# WRITTEN REQUEST
Your answer should be a single number: the count of lines in the material below that hold "automatically".

# EXERCISE MATERIALS
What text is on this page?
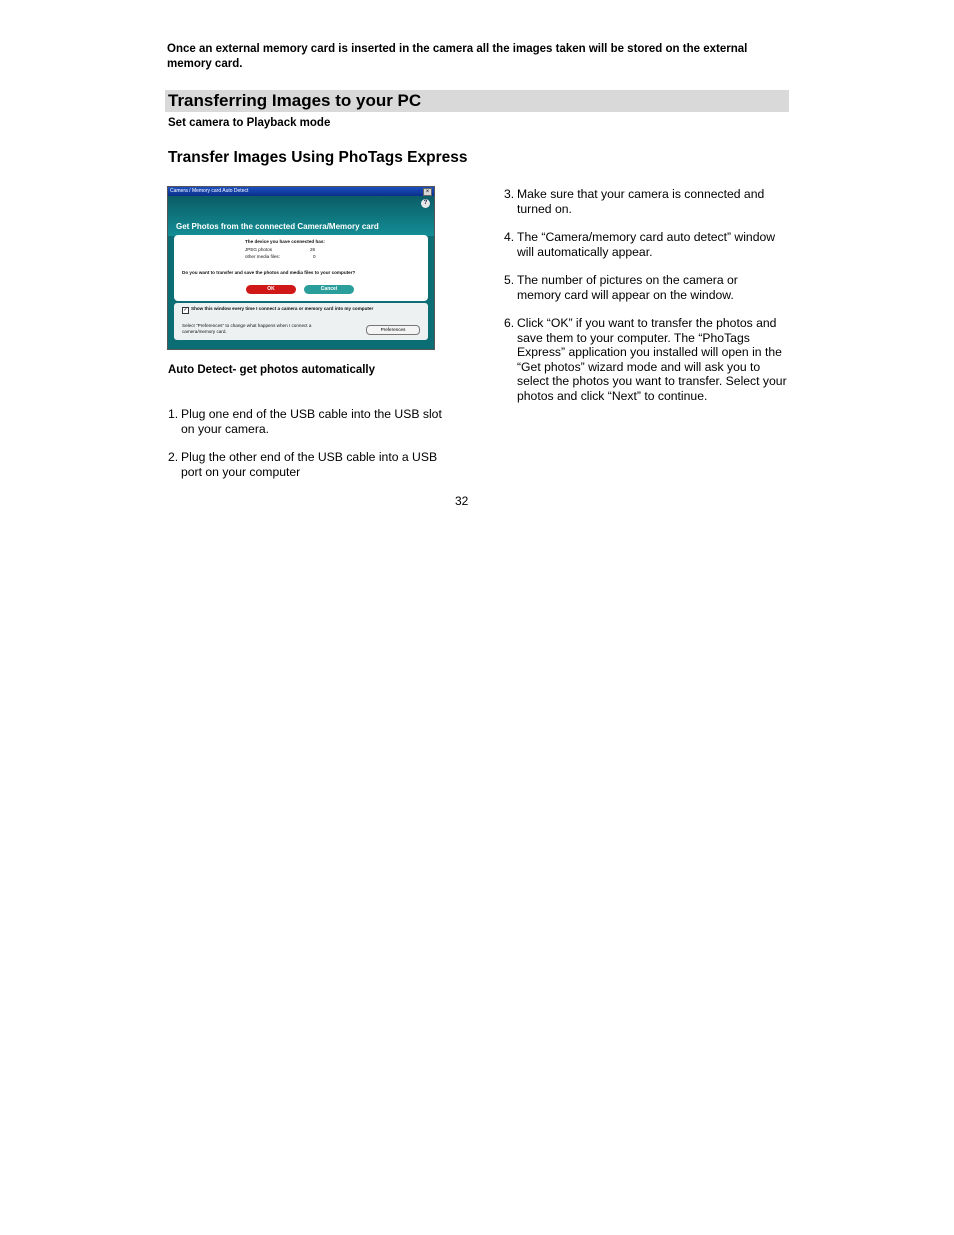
Once an external memory card is inserted in the camera all the images taken will be stored on the external memory card.
Transferring Images to your PC
Set camera to Playback mode
Transfer Images Using PhoTags Express
Camera / Memory card Auto Detect	×
?
Get Photos from the connected Camera/Memory card
The device you have connected has:
JPEG photos	26
other media files:	0
Do you want to transfer and save the photos and media files to your computer?
OK	Cancel
✓ Show this window every time I connect a camera or memory card into my computer
Select "Preferences" to change what happens when I connect a
camera/memory card.	Preferences
Auto Detect- get photos automatically
1. Plug one end of the USB cable into the USB slot
on your camera.
2. Plug the other end of the USB cable into a USB
port on your computer
3. Make sure that your camera is connected and
turned on.
4. The “Camera/memory card auto detect” window
will automatically appear.
5. The number of pictures on the camera or
memory card will appear on the window.
6. Click “OK” if you want to transfer the photos and
save them to your computer. The “PhoTags Express” application you installed will open in the “Get photos” wizard mode and will ask you to select the photos you want to transfer. Select your photos and click “Next” to continue.
32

# RESPONSE FOR THIS EXERCISE
2